_Stored items_
— START —
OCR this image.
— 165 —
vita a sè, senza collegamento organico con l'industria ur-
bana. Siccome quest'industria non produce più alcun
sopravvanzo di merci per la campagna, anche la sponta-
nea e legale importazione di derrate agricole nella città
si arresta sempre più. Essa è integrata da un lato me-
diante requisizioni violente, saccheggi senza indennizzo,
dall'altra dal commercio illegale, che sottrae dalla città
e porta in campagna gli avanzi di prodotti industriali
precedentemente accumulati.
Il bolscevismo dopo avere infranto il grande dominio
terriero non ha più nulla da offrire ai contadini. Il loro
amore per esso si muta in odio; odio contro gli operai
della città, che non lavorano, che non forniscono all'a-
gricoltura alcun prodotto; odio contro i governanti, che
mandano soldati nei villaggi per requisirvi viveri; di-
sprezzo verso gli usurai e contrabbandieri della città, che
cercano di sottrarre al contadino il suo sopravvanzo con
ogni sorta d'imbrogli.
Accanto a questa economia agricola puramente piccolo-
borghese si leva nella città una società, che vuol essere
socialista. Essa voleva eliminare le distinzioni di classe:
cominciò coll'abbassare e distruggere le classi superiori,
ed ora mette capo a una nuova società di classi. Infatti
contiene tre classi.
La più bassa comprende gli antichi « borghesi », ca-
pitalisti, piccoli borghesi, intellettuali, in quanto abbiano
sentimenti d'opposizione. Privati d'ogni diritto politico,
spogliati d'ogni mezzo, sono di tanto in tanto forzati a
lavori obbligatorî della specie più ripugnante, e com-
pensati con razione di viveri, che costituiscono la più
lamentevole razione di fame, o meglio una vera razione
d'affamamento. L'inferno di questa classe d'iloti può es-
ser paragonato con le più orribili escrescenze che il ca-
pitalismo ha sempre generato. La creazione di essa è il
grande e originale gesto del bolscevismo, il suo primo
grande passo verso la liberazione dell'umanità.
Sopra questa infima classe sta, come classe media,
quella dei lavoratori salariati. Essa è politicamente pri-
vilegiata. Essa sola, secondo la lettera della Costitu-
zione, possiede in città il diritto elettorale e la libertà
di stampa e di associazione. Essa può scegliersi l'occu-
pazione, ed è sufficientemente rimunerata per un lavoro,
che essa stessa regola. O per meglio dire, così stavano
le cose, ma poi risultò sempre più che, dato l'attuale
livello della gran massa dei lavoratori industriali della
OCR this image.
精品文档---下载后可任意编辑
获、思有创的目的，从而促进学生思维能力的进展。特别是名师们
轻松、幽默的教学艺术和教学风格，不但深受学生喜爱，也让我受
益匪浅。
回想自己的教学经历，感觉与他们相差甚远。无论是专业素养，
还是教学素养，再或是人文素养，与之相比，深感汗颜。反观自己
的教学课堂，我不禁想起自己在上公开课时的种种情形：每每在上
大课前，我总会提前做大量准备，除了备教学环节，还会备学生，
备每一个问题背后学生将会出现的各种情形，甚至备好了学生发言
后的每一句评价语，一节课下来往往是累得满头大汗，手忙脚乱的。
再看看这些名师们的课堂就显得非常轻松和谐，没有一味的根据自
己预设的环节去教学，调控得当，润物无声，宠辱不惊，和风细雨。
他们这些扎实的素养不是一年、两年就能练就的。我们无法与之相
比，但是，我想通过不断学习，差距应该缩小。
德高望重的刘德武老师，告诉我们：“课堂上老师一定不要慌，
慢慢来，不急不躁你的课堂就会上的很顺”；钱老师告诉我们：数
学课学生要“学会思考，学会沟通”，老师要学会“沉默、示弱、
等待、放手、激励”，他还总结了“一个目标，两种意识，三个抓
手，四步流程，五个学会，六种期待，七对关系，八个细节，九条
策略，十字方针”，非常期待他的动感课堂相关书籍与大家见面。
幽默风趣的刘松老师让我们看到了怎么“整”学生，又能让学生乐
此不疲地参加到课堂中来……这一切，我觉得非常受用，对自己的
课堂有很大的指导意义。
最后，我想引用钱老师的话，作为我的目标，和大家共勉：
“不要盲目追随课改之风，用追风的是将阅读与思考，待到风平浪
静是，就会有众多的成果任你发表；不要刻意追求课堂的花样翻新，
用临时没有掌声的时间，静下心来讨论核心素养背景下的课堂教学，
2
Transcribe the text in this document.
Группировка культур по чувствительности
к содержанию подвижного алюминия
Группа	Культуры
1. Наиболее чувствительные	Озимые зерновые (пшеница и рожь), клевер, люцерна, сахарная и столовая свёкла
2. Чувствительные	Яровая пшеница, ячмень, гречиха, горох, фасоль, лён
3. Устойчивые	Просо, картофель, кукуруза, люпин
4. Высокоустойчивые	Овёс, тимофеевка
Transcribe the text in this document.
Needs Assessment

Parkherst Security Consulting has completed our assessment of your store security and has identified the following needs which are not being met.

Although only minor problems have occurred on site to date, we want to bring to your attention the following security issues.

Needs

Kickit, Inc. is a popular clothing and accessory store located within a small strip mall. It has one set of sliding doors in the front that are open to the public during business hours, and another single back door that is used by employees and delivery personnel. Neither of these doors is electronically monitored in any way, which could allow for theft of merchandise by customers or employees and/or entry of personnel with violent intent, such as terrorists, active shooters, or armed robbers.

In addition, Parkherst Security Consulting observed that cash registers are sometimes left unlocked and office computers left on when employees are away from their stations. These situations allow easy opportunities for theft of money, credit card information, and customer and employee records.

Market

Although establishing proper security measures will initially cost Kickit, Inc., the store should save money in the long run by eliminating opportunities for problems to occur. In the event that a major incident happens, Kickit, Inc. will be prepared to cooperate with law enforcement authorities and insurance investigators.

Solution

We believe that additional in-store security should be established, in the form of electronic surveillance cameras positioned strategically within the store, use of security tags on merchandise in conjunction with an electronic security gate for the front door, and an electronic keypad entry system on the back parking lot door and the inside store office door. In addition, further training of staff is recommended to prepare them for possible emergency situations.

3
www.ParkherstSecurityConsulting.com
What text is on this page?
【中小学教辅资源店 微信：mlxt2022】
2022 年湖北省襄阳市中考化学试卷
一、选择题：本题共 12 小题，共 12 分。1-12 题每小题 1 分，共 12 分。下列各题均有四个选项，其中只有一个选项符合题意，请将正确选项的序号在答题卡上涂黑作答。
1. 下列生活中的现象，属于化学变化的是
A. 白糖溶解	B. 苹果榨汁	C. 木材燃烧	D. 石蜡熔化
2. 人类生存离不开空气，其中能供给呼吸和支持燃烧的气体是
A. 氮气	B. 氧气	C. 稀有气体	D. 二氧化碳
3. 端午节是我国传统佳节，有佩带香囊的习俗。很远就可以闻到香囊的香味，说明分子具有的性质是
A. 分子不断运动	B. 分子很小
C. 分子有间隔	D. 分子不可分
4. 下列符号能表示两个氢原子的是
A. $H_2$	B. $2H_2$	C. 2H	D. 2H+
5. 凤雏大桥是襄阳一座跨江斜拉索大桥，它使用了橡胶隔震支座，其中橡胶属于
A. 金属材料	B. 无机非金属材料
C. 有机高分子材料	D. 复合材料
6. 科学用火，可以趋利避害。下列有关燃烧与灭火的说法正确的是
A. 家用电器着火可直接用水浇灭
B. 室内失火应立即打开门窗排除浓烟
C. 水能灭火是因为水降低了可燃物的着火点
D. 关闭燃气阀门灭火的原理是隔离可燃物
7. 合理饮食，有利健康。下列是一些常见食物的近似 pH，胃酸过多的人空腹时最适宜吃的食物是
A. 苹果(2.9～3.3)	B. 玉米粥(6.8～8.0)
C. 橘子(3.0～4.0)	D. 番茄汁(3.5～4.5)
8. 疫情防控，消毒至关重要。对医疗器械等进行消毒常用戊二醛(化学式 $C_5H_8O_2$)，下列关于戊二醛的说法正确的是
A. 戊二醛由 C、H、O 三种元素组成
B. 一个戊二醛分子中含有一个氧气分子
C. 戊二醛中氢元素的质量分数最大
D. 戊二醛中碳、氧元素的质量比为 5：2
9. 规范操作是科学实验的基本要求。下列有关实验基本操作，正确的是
— END —
Locate and copy each line in the data above that includes the word "città".

_Output for this exercise_
nea e legale importazione di derrate agricole nella città
dall'altra dal commercio illegale, che sottrae dalla città
della città, che non lavorano, che non forniscono all'a-
sprezzo verso gli usurai e contrabbandieri della città, che
borghese si leva nella città una società, che vuol essere
zione, possiede in città il diritto elettorale e la libertà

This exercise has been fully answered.